▶ What the exercise asks: Pull every "date" line out of the data below.

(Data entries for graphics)
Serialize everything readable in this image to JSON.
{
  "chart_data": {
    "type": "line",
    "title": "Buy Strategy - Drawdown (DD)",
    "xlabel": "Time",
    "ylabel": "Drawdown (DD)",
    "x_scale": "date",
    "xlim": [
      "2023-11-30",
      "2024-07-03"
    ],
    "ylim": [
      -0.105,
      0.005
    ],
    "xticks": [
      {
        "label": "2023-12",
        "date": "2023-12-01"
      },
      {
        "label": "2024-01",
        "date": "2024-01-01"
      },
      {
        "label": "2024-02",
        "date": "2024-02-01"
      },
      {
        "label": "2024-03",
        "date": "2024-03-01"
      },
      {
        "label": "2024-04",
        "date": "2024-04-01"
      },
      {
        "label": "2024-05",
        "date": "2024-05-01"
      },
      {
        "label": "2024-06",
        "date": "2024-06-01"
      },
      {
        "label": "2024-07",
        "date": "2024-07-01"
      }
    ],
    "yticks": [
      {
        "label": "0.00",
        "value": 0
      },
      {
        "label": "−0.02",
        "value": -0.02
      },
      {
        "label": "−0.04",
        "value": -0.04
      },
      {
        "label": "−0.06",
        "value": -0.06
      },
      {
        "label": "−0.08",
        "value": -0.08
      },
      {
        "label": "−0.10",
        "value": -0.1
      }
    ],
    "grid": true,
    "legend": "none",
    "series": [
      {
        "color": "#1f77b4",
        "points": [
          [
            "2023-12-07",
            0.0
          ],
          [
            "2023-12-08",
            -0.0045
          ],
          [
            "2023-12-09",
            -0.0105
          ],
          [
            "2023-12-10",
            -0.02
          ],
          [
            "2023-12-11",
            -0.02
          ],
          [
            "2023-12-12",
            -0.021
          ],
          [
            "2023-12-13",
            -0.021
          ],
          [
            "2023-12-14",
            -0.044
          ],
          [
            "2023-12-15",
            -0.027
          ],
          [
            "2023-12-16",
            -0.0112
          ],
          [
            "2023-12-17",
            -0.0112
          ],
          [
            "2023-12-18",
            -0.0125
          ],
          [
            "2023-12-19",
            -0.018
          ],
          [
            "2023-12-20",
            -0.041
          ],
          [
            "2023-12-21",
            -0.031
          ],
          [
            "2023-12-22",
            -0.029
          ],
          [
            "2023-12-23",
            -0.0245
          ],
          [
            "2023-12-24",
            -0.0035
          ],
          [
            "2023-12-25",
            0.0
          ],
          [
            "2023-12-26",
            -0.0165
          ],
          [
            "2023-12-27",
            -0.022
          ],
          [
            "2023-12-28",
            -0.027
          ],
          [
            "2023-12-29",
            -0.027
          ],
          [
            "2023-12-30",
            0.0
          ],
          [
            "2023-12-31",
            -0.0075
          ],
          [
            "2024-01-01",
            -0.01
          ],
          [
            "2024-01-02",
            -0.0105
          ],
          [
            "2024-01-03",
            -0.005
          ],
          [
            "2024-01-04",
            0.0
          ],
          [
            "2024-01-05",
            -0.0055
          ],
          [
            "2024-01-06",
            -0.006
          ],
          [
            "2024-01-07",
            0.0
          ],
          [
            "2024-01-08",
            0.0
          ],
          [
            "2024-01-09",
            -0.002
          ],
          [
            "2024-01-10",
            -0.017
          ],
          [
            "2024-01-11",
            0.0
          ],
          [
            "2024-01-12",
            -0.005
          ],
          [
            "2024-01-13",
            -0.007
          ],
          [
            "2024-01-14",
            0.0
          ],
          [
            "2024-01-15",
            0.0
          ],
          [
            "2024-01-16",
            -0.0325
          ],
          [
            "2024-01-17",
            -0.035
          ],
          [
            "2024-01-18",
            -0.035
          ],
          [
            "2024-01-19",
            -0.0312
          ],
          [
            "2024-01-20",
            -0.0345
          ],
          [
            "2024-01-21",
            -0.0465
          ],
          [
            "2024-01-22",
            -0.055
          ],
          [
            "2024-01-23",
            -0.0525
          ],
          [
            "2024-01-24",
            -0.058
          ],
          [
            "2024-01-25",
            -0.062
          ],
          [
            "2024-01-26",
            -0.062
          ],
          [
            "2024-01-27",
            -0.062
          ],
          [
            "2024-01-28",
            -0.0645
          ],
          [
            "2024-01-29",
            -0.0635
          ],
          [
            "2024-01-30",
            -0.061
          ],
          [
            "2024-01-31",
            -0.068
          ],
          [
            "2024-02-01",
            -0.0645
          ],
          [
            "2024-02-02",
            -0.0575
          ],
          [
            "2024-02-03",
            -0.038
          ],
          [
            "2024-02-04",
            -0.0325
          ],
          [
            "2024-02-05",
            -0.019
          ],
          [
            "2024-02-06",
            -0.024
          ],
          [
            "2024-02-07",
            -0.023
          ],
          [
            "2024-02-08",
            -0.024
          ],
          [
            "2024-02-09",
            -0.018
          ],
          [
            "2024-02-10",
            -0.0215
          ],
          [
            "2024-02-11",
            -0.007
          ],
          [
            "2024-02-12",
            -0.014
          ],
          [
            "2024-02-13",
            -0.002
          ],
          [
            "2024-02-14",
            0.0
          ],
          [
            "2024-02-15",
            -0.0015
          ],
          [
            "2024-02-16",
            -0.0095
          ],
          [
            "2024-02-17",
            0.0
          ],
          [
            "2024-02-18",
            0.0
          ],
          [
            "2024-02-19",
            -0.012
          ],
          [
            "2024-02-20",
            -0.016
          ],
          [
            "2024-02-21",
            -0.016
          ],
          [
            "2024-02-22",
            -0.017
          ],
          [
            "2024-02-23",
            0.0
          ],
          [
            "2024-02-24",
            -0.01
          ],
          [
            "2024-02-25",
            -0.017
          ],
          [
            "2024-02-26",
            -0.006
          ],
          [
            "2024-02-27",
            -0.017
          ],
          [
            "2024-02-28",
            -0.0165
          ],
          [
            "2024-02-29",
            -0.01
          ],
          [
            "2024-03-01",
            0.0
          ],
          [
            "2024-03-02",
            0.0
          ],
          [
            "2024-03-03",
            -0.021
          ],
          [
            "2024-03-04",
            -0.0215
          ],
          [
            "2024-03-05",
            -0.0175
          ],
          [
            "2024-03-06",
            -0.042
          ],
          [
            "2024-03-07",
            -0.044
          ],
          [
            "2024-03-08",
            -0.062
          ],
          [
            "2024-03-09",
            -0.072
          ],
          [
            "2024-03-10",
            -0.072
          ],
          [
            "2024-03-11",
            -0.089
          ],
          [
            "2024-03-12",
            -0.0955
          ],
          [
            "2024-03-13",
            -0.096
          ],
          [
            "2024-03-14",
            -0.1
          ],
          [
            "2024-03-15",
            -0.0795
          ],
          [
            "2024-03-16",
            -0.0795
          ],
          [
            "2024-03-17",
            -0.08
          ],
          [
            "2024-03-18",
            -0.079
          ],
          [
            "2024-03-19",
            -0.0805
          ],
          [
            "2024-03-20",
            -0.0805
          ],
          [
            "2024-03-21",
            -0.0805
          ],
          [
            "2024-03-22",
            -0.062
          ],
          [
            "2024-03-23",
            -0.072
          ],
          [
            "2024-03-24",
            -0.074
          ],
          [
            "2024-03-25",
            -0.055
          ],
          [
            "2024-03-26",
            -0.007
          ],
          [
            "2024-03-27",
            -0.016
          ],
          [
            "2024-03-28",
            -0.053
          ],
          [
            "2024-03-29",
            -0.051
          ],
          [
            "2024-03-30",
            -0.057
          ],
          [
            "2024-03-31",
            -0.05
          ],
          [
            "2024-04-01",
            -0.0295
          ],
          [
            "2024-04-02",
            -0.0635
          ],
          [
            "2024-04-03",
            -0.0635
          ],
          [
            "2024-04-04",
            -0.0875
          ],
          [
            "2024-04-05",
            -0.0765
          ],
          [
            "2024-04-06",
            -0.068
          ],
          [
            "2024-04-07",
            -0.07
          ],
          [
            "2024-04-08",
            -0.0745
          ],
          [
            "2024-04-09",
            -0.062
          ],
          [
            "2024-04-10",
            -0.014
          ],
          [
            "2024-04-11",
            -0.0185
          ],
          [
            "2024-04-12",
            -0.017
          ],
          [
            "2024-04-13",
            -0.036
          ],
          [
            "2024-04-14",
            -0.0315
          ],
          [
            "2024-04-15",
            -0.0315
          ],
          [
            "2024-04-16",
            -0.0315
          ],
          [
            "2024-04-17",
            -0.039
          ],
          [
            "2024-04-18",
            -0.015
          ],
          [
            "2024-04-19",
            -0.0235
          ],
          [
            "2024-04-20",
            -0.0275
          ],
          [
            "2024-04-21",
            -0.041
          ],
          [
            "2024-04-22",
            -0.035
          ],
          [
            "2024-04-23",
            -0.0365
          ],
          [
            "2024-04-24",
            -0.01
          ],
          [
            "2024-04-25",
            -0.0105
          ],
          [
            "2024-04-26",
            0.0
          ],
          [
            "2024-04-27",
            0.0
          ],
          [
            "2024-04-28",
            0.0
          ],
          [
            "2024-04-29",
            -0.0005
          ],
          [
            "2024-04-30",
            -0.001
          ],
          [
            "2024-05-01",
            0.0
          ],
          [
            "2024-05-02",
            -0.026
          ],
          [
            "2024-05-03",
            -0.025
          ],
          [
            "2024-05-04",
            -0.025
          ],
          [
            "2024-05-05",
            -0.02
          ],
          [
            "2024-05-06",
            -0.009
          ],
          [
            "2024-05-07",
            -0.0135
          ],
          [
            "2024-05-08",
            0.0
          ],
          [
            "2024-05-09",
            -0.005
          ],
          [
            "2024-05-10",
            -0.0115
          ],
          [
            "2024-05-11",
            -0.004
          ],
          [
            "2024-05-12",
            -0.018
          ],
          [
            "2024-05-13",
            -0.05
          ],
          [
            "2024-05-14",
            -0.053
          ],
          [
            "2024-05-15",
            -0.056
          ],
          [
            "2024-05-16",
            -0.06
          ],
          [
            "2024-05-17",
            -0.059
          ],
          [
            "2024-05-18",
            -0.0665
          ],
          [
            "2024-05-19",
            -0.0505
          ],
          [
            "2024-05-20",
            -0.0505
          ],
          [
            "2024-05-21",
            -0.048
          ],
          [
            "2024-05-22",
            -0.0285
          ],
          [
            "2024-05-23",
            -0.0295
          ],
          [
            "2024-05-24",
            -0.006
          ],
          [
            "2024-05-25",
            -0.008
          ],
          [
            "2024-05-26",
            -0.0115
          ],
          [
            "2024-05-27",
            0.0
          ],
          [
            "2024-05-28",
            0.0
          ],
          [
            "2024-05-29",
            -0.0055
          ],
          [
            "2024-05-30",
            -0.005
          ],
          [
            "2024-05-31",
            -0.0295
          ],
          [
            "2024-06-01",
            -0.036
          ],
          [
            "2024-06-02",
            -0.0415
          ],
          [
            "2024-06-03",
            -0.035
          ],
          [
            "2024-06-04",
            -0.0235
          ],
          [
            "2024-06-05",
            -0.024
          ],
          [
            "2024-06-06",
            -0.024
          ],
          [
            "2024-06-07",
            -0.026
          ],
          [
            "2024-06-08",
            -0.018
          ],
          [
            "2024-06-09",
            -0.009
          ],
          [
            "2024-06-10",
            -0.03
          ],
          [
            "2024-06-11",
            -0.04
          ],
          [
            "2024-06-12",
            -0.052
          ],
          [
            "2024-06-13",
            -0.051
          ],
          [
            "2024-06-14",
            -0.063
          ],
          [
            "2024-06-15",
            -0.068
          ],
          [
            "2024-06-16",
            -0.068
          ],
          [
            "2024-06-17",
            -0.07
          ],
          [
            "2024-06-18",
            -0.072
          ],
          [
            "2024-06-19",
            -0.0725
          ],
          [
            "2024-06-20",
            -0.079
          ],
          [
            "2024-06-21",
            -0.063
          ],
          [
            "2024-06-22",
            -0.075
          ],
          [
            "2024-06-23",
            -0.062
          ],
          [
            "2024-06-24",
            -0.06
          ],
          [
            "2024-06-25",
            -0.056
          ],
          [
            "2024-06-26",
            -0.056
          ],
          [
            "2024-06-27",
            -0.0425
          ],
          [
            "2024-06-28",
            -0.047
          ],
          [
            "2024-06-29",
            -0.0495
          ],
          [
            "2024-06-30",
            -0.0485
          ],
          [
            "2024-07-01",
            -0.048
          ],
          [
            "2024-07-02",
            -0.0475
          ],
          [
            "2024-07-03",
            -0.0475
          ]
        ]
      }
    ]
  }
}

▶ Task response:
    "x_scale": "date",
        "date": "2023-12-01"
        "date": "2024-01-01"
        "date": "2024-02-01"
        "date": "2024-03-01"
        "date": "2024-04-01"
        "date": "2024-05-01"
        "date": "2024-06-01"
        "date": "2024-07-01"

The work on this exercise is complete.